DATA ROWS:
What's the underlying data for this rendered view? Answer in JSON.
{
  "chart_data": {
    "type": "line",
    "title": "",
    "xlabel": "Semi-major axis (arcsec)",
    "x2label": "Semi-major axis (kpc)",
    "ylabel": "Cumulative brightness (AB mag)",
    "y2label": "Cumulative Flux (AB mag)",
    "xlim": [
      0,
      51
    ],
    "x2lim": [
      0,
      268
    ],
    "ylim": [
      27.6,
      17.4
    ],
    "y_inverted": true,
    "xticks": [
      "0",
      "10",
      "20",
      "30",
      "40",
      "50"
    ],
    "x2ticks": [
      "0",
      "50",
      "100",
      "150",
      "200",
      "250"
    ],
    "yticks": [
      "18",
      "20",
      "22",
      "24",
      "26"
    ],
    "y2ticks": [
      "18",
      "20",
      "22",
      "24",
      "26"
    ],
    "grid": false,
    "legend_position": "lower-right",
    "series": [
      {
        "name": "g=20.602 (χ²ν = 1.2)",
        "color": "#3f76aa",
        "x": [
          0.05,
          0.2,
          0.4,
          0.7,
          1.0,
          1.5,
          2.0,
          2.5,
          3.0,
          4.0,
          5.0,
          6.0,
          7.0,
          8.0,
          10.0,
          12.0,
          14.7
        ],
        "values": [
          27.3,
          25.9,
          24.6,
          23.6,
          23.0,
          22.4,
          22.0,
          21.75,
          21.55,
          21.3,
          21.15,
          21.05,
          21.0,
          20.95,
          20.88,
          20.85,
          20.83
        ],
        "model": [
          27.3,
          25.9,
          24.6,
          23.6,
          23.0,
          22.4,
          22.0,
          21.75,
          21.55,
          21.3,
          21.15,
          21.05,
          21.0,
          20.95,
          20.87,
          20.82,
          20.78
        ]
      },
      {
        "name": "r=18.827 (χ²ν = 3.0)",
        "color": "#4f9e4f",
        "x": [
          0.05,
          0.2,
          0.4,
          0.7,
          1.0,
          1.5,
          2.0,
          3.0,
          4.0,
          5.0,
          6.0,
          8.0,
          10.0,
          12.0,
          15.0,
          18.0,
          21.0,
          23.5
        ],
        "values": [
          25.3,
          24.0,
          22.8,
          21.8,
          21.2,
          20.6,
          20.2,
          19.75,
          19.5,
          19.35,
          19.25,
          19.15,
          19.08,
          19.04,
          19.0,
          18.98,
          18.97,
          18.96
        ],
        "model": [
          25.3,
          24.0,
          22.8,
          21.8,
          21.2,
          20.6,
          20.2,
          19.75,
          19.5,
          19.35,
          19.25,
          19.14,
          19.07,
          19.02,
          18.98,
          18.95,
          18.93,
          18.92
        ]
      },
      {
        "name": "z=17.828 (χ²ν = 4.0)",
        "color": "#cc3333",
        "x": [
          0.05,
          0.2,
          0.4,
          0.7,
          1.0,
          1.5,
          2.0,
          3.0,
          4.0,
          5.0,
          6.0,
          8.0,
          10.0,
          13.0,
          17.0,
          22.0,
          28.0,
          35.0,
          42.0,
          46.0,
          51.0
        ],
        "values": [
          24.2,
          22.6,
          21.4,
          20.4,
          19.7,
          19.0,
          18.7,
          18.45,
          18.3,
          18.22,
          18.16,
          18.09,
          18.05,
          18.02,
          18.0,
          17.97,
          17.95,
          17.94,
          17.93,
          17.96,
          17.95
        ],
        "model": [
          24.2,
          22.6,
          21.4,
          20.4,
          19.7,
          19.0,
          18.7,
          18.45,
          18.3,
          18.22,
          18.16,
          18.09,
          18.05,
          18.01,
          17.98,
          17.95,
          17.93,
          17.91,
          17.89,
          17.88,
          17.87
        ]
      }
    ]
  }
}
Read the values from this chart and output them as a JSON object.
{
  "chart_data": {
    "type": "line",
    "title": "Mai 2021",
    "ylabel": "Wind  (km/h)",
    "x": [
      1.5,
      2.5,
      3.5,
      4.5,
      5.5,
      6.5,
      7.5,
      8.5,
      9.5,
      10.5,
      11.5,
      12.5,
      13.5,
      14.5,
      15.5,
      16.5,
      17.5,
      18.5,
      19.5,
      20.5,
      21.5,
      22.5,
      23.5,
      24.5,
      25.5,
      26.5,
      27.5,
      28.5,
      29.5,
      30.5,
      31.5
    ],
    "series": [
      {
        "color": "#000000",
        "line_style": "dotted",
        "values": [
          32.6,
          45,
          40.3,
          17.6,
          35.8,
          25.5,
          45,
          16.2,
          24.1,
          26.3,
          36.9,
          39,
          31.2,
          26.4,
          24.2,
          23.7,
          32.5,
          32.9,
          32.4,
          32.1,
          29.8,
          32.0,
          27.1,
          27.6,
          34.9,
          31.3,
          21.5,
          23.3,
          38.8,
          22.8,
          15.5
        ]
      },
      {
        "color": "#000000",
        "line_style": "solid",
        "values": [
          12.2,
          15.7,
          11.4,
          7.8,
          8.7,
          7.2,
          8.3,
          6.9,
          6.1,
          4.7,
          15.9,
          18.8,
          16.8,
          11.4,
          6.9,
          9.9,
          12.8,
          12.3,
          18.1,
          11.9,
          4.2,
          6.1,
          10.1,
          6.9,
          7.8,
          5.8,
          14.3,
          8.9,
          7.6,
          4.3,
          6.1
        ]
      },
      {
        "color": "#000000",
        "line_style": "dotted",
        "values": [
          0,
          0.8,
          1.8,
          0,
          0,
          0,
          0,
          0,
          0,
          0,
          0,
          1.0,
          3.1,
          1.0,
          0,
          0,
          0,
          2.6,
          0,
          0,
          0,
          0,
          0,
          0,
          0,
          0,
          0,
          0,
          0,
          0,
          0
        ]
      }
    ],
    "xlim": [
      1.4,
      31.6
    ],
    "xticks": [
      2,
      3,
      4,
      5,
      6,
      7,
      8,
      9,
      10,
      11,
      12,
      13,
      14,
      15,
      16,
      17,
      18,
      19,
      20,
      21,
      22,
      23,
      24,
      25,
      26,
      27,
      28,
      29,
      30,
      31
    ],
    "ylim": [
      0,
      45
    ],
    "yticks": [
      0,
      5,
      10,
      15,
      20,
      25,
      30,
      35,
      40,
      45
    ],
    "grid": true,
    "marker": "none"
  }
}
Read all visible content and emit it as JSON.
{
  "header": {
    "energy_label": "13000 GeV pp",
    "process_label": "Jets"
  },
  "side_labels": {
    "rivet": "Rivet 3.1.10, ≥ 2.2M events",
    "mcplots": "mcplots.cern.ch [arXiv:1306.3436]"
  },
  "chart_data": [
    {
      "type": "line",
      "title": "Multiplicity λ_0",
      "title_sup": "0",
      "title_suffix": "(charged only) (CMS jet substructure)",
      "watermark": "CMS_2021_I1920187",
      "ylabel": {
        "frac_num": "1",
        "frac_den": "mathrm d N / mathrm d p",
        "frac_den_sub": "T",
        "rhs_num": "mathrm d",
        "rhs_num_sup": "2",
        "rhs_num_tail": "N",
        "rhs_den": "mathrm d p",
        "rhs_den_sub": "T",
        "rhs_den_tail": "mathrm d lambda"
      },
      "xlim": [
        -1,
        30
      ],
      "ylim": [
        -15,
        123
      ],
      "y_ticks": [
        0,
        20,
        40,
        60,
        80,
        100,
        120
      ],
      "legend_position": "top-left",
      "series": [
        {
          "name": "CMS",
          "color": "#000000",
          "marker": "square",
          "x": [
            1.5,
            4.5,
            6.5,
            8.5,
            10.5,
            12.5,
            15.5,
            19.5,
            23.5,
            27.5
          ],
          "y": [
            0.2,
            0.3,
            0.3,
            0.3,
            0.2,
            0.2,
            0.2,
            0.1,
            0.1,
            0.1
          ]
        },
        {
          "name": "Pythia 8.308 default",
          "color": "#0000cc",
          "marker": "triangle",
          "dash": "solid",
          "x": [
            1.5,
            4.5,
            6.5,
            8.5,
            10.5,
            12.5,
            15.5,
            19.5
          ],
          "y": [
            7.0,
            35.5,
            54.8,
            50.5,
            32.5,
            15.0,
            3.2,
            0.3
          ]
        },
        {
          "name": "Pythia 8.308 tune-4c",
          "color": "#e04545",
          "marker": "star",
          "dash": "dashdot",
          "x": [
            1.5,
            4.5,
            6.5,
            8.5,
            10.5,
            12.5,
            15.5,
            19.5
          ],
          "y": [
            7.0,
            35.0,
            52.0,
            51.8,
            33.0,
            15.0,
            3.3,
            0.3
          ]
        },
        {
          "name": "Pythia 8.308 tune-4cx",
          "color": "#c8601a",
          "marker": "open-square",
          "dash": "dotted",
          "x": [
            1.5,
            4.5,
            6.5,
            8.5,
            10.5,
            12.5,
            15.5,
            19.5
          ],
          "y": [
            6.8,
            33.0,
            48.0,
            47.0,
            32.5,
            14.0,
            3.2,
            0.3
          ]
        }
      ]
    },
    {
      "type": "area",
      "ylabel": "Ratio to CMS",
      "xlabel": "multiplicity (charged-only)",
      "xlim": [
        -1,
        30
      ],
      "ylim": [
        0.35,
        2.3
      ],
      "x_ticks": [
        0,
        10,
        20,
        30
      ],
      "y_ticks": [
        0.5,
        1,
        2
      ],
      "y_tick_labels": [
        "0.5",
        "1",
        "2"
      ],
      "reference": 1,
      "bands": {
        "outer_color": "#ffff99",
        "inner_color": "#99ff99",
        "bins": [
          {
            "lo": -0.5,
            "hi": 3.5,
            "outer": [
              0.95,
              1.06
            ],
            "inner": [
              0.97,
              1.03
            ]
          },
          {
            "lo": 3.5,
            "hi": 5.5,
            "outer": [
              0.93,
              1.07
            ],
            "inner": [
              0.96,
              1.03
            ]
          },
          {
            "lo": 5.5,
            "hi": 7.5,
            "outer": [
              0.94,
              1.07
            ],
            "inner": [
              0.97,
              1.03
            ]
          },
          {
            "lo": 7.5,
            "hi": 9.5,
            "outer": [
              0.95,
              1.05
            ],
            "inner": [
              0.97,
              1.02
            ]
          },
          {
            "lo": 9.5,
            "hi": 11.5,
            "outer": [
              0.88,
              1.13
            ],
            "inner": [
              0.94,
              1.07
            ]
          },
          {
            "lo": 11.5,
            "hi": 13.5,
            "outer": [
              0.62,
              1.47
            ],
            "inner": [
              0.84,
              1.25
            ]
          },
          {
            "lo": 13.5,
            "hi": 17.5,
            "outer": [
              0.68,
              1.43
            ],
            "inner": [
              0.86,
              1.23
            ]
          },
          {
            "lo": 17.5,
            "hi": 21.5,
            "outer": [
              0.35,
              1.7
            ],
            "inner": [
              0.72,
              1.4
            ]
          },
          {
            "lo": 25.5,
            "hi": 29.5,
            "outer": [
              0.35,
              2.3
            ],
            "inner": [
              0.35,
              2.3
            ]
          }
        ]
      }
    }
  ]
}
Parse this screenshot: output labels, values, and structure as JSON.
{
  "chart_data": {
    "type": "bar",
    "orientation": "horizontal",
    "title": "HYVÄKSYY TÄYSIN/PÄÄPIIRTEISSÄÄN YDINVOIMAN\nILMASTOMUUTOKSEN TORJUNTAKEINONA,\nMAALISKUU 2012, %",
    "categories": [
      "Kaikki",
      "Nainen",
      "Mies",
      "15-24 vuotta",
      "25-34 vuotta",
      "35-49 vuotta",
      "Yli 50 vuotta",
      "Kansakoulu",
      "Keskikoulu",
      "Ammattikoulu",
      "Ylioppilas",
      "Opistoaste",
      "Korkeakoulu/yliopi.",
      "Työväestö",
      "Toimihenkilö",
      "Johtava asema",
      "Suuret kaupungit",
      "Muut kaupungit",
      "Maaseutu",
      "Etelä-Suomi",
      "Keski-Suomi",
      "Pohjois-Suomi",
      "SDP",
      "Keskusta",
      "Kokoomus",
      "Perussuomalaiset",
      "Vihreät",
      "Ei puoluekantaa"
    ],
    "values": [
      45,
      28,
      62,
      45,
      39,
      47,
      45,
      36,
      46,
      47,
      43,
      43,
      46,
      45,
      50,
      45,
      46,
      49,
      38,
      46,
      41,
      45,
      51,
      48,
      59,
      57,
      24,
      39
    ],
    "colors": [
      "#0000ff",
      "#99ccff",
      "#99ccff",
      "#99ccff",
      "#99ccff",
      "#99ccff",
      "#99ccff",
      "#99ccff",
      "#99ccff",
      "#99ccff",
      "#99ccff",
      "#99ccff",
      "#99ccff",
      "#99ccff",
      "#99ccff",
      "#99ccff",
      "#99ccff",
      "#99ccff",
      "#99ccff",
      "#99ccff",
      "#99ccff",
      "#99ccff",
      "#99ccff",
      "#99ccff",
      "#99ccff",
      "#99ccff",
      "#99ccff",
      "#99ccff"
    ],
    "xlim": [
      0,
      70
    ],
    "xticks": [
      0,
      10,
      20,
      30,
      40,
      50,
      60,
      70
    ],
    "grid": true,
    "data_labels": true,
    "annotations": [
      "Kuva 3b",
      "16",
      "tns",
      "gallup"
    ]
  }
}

TO BE DONE: In the records above, how many lines hold the string "name"? Reply with only the number.

PROBLEM SOLUTION: 7